(Chart and figure data)
[BEGIN]

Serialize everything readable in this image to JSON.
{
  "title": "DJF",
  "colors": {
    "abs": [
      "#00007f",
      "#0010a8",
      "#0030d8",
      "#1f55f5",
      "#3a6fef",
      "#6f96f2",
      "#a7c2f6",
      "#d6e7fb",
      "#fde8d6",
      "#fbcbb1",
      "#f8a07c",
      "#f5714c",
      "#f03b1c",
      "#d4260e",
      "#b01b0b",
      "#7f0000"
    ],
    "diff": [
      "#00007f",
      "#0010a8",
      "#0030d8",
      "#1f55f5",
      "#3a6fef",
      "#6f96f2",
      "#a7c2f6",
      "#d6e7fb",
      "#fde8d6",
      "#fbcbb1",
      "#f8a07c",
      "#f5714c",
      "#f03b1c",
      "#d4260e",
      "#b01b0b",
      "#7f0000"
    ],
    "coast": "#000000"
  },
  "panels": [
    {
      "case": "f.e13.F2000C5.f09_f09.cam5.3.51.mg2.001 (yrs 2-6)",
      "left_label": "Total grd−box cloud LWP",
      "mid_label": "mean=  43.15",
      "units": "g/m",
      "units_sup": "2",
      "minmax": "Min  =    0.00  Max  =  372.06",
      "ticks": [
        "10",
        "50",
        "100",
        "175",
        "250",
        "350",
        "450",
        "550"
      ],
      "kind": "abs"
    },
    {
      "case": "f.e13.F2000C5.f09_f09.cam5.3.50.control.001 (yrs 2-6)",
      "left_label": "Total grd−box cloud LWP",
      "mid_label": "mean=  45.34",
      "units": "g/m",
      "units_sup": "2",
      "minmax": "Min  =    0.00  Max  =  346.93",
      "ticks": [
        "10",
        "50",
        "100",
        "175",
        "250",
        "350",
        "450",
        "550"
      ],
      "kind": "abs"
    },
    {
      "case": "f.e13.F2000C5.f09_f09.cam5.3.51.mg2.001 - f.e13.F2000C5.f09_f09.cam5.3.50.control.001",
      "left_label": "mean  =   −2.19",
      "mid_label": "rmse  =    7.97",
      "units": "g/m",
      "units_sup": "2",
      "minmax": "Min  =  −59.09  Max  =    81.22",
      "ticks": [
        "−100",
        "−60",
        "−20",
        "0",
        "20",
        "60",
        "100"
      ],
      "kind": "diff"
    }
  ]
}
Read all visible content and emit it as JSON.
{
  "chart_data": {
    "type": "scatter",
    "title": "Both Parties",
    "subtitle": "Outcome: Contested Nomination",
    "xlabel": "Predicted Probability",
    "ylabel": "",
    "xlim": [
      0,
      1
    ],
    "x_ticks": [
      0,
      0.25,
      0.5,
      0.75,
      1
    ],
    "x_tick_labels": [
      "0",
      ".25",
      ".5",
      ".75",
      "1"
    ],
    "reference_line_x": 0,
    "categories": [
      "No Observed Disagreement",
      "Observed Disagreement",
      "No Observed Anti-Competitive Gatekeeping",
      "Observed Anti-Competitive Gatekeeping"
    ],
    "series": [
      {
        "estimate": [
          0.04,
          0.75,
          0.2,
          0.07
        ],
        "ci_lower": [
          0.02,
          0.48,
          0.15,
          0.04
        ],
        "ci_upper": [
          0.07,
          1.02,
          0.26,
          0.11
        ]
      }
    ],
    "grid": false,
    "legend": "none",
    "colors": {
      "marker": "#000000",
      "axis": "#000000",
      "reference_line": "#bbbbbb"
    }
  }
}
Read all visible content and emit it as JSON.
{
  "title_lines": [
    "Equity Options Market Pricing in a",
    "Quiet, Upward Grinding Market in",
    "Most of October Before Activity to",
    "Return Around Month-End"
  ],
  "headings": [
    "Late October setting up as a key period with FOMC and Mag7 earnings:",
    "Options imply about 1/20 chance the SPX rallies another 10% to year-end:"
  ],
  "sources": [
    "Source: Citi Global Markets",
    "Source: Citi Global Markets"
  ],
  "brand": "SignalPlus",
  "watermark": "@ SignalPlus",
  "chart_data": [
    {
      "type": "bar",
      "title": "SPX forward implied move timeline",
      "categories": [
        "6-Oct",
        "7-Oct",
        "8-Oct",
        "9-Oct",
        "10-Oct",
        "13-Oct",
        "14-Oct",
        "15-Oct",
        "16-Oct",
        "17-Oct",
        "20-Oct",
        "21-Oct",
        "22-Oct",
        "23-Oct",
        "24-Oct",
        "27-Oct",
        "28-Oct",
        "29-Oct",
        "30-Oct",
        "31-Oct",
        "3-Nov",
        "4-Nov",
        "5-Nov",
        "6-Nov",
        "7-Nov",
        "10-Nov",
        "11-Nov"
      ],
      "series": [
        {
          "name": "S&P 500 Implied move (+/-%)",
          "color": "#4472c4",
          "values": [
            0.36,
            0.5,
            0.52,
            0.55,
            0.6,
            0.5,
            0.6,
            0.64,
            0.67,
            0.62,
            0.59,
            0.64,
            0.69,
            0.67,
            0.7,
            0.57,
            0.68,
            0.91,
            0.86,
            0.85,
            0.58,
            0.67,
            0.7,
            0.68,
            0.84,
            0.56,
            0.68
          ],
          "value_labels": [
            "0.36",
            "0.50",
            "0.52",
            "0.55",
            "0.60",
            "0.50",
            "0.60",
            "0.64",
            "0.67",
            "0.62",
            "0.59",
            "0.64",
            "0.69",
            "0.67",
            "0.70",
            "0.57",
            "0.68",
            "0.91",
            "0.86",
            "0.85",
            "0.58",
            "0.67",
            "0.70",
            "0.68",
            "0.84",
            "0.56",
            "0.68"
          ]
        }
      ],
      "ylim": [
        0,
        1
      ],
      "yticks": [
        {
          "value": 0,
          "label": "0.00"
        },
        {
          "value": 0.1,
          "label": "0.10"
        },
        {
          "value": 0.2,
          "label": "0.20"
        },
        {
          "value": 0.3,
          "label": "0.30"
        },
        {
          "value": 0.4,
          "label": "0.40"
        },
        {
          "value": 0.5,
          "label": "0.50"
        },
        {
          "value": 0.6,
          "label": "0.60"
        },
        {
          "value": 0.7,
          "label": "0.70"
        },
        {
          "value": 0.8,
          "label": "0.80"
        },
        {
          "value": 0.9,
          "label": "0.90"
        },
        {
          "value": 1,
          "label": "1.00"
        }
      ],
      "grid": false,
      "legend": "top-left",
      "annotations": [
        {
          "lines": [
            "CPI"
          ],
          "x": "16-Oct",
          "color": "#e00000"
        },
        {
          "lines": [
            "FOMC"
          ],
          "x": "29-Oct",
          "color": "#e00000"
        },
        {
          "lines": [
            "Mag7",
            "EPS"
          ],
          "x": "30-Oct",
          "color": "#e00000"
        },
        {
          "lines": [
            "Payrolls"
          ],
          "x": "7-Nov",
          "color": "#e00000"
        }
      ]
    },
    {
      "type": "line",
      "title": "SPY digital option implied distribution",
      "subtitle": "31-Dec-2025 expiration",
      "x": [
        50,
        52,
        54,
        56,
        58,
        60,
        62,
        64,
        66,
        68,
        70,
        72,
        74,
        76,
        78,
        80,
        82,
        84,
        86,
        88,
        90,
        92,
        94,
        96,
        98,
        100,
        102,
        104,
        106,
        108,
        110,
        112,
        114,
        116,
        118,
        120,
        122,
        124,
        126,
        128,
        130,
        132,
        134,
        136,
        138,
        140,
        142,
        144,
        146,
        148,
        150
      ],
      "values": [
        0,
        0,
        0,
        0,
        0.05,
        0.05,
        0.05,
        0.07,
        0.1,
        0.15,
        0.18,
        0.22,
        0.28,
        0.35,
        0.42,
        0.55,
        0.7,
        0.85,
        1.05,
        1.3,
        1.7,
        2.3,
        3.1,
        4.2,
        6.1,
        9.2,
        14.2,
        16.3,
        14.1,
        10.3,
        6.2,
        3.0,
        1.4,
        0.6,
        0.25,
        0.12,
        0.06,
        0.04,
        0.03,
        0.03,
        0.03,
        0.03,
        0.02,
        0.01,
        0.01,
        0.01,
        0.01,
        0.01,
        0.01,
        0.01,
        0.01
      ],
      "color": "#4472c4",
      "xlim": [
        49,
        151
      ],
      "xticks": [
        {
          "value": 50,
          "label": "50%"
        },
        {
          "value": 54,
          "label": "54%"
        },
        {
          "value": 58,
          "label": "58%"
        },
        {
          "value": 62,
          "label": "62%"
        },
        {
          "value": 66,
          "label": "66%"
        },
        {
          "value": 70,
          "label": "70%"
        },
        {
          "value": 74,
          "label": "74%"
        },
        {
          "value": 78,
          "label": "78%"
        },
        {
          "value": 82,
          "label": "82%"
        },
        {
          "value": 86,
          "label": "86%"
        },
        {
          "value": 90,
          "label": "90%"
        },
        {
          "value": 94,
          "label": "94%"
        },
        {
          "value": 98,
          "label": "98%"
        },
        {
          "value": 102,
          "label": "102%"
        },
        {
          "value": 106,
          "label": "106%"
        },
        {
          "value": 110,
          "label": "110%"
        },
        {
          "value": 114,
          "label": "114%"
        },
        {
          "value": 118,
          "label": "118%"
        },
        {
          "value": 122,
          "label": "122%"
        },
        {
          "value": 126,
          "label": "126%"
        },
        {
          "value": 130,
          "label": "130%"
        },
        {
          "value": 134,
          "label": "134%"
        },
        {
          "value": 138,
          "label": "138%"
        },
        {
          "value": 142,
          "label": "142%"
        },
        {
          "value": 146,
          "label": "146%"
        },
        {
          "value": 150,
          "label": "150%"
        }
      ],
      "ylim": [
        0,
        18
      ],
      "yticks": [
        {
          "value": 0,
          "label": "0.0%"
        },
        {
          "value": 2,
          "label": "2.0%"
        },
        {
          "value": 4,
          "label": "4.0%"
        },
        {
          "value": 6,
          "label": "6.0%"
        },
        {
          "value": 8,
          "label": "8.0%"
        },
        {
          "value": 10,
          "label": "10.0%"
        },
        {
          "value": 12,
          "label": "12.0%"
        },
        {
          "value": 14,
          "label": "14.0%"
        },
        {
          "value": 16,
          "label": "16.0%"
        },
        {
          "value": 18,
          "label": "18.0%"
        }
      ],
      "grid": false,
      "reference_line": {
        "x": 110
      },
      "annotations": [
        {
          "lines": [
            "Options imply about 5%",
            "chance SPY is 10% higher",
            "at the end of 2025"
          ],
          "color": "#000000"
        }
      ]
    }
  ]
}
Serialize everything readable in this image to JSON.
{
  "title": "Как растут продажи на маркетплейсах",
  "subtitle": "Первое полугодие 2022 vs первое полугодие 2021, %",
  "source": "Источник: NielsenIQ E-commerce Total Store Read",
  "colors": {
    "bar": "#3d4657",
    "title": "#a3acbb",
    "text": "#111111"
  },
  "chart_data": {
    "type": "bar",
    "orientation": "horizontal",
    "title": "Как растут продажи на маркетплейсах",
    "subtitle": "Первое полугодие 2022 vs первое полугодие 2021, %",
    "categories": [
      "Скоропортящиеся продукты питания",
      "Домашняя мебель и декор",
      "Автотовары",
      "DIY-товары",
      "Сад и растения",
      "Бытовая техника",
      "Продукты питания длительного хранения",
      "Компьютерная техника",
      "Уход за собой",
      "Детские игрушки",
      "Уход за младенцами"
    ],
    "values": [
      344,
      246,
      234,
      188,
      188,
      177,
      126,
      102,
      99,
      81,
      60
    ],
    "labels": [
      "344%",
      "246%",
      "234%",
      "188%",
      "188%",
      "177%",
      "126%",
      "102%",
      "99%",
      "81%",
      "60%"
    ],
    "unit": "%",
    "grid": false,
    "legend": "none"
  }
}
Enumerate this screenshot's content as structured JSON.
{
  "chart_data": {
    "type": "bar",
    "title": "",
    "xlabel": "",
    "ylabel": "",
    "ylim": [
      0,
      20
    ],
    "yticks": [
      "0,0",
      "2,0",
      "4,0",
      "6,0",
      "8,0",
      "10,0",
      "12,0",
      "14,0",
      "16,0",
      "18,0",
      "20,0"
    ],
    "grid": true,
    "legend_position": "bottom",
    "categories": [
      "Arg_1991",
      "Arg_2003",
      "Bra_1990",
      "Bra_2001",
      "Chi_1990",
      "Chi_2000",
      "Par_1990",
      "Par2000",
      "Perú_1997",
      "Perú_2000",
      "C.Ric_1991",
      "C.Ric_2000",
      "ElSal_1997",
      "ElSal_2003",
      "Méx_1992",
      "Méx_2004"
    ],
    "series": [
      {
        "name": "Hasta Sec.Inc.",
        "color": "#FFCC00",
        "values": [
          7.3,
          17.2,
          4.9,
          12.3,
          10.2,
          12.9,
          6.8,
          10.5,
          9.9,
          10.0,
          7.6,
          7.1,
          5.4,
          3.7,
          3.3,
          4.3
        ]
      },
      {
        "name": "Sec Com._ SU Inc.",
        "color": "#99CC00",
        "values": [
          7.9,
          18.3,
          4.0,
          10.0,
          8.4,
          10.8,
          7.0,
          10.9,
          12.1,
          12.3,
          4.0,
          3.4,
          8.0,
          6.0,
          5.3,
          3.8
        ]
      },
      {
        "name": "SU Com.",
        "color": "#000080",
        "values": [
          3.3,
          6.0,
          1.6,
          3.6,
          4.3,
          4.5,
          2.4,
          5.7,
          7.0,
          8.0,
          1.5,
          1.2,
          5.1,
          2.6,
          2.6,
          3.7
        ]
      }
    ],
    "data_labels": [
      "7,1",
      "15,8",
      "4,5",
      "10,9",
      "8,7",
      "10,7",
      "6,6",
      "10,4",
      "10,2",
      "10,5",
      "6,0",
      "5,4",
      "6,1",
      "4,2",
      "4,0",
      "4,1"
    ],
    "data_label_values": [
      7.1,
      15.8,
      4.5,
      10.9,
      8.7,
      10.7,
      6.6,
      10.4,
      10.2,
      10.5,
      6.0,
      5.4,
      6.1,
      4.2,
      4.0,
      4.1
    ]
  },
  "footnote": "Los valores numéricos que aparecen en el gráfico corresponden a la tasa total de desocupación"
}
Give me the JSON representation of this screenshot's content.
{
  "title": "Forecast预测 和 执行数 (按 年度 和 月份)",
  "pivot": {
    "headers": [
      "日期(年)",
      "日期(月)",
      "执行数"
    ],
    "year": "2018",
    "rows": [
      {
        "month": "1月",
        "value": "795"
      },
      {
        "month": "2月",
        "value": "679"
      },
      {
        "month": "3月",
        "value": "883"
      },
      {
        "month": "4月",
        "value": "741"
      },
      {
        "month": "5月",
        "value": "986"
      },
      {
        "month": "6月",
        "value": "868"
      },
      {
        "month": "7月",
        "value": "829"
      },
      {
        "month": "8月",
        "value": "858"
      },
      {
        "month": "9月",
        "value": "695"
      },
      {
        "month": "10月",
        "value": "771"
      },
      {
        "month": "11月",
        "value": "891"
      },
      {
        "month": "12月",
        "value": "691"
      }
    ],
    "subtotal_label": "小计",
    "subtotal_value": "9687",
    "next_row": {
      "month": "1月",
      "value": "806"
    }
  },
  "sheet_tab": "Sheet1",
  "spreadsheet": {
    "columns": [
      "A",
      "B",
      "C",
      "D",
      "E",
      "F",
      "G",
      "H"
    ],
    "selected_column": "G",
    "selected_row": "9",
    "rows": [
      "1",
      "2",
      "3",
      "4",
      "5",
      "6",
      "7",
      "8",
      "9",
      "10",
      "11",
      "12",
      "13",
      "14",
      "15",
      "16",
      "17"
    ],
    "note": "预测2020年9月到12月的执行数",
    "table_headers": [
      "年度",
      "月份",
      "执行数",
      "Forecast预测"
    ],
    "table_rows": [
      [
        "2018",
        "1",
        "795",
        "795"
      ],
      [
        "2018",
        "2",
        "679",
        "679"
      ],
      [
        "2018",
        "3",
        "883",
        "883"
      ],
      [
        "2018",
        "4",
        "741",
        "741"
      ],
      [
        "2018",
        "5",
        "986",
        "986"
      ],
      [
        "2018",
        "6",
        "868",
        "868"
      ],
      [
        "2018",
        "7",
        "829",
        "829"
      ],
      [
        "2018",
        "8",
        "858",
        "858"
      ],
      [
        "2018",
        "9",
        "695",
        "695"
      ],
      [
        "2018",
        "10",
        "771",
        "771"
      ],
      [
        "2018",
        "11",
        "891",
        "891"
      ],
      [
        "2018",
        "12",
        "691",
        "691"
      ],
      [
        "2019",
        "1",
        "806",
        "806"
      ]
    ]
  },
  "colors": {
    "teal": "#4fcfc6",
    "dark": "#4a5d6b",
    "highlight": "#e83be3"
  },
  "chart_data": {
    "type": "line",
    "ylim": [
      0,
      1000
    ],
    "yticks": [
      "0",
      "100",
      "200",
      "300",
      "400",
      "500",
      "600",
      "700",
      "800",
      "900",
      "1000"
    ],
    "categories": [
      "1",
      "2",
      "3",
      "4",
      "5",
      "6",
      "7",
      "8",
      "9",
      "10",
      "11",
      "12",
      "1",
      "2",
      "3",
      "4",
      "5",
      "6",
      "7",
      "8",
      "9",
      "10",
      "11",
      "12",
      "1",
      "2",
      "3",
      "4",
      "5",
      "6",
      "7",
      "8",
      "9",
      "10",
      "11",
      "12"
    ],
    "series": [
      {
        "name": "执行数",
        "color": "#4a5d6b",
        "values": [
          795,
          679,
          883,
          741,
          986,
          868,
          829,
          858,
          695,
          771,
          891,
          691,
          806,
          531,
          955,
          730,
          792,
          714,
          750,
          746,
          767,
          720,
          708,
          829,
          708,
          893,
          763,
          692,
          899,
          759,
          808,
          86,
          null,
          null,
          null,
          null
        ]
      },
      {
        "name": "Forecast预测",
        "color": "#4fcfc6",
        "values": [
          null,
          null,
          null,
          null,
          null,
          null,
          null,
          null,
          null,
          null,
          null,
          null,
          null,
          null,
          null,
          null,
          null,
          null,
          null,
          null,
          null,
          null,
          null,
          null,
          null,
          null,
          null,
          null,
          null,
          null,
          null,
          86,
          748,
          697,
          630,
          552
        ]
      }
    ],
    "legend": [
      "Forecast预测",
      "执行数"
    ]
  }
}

[END]

- **TASK TO CARRY OUT**: How many lines in the records above contain the word "mean"? Reply with the number alone.

- **SOLVED PROBLEM**: 3